## INPUT:
______________________________
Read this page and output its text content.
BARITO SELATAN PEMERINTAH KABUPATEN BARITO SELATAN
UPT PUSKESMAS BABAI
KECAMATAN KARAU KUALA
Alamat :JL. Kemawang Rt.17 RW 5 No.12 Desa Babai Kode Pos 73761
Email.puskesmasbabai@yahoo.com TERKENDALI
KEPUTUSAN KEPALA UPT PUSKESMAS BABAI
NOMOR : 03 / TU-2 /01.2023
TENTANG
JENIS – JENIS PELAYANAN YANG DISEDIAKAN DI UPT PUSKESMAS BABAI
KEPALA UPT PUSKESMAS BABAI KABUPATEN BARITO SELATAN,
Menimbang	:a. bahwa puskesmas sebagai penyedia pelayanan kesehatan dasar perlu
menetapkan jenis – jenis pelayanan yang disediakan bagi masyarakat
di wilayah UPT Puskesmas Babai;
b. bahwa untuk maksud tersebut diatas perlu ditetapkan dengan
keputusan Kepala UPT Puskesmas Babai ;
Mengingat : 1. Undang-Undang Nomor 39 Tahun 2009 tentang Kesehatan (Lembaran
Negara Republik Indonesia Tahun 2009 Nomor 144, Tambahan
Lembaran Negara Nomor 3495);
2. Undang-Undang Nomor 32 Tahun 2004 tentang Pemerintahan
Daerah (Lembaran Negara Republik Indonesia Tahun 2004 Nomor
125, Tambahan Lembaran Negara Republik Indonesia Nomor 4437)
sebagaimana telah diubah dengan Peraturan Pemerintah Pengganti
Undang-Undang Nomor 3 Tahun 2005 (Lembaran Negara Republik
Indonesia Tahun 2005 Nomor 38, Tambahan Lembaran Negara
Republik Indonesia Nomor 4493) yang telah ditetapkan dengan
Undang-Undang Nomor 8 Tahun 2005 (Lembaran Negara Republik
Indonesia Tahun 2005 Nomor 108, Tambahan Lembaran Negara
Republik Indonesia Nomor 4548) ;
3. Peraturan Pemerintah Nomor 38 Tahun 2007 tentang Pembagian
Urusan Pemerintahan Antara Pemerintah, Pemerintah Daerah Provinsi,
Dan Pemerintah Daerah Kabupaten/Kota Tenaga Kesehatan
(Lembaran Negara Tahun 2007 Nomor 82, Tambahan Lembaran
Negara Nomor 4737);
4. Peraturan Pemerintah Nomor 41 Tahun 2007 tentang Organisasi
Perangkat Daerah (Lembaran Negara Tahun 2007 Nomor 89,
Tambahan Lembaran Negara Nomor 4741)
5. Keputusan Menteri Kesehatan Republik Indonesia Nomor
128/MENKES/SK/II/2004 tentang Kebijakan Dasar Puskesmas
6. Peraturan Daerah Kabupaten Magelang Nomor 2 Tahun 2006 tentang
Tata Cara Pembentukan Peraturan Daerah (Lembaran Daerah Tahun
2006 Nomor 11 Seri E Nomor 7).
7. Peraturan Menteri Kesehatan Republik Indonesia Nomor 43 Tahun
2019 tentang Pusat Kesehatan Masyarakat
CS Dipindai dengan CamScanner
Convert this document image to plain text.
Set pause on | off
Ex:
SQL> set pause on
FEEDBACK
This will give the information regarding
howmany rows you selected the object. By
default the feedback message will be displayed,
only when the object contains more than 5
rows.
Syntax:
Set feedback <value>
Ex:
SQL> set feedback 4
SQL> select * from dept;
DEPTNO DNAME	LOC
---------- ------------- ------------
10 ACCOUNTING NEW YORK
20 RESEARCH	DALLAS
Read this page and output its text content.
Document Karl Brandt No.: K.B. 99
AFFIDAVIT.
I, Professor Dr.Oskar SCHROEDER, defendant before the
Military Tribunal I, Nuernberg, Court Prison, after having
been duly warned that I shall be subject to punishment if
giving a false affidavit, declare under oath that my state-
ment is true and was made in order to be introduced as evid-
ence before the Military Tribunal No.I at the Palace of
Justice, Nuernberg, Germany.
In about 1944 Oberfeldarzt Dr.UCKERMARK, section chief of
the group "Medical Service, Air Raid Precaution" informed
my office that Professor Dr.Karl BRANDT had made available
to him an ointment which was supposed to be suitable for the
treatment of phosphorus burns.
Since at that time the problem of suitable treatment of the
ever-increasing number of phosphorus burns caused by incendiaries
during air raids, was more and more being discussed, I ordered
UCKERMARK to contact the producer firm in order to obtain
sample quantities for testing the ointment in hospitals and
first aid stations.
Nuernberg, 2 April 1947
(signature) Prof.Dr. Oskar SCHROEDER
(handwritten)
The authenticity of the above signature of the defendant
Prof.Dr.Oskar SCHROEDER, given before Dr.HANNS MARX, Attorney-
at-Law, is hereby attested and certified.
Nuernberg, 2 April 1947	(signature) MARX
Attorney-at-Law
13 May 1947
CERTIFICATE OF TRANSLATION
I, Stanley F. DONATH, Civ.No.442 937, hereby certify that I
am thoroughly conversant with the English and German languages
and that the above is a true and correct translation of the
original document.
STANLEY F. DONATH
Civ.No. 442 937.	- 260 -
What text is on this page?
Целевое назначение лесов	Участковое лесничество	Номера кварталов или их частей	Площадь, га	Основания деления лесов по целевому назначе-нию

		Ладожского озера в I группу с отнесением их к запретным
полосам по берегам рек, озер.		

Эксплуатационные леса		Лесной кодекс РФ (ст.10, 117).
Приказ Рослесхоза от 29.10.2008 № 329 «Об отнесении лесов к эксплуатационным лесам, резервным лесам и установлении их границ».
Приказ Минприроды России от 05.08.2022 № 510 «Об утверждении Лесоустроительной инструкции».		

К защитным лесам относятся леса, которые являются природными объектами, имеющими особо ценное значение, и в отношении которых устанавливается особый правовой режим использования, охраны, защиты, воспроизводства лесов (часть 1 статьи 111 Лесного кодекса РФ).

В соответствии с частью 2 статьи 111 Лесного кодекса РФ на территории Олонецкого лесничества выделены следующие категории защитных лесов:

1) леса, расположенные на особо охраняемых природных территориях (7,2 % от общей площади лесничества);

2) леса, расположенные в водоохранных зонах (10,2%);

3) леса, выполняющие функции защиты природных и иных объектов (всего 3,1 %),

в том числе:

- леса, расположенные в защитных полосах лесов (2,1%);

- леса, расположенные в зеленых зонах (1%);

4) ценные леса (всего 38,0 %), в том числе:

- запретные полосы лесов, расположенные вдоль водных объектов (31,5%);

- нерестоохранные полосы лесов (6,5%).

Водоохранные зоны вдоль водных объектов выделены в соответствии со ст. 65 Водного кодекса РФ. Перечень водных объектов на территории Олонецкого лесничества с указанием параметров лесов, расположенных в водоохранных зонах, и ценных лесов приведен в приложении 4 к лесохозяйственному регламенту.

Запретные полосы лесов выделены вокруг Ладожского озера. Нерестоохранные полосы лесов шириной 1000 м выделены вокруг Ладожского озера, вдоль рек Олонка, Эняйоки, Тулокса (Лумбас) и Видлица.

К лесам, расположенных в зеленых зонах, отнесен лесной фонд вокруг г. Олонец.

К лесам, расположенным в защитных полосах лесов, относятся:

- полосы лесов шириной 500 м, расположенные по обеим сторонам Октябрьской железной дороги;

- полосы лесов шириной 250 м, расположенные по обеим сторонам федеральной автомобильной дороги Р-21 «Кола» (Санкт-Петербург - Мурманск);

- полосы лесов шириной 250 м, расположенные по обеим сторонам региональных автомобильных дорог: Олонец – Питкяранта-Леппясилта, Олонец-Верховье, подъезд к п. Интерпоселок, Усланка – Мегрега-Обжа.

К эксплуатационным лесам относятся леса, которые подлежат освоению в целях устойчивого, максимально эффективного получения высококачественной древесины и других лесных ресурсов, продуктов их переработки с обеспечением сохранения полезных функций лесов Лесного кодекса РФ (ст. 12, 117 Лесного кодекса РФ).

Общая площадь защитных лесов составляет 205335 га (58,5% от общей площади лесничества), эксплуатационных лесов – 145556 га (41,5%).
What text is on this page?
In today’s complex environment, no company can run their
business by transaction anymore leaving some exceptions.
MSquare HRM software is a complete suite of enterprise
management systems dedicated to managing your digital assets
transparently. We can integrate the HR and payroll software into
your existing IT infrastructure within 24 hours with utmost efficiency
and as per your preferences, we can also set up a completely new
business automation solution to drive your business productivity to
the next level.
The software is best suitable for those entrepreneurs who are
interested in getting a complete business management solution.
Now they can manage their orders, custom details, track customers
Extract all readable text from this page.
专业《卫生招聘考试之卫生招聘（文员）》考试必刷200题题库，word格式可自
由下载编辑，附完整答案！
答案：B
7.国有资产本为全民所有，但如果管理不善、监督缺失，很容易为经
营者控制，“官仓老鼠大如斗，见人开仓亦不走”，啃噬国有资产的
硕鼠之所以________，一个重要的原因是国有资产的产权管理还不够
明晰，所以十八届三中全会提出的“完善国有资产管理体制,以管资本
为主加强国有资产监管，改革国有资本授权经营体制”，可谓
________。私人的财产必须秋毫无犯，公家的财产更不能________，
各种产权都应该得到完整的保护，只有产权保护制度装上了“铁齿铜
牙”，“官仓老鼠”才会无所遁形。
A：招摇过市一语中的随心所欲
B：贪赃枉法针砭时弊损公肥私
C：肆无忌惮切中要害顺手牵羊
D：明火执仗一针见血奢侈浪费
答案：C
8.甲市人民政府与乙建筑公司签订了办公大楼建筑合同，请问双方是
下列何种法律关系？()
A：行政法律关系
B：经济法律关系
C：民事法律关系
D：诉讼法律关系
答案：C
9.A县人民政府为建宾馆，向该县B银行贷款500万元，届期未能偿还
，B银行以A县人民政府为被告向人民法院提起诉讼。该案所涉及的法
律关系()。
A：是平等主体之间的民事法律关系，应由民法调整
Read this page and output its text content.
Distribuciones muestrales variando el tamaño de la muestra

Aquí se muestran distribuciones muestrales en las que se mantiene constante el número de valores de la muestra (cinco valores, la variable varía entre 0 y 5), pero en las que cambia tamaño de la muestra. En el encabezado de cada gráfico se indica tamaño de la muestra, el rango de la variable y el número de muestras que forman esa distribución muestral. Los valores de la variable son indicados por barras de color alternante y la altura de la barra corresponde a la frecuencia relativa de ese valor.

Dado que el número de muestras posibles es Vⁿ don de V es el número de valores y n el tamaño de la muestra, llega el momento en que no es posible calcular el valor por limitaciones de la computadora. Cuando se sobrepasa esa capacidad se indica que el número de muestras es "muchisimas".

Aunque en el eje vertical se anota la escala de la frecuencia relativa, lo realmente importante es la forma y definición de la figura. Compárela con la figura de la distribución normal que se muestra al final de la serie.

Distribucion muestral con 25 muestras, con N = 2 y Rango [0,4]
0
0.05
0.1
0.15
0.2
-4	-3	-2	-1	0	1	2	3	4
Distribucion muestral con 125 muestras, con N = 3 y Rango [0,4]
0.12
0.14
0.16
______________________________
## TASK STATEMENT:
Copy out every line in the listing where the word "business" appears.

## WRITTEN RESPONSE:
business by transaction anymore leaving some exceptions.
business automation solution to drive your business productivity to
interested in getting a complete business management solution.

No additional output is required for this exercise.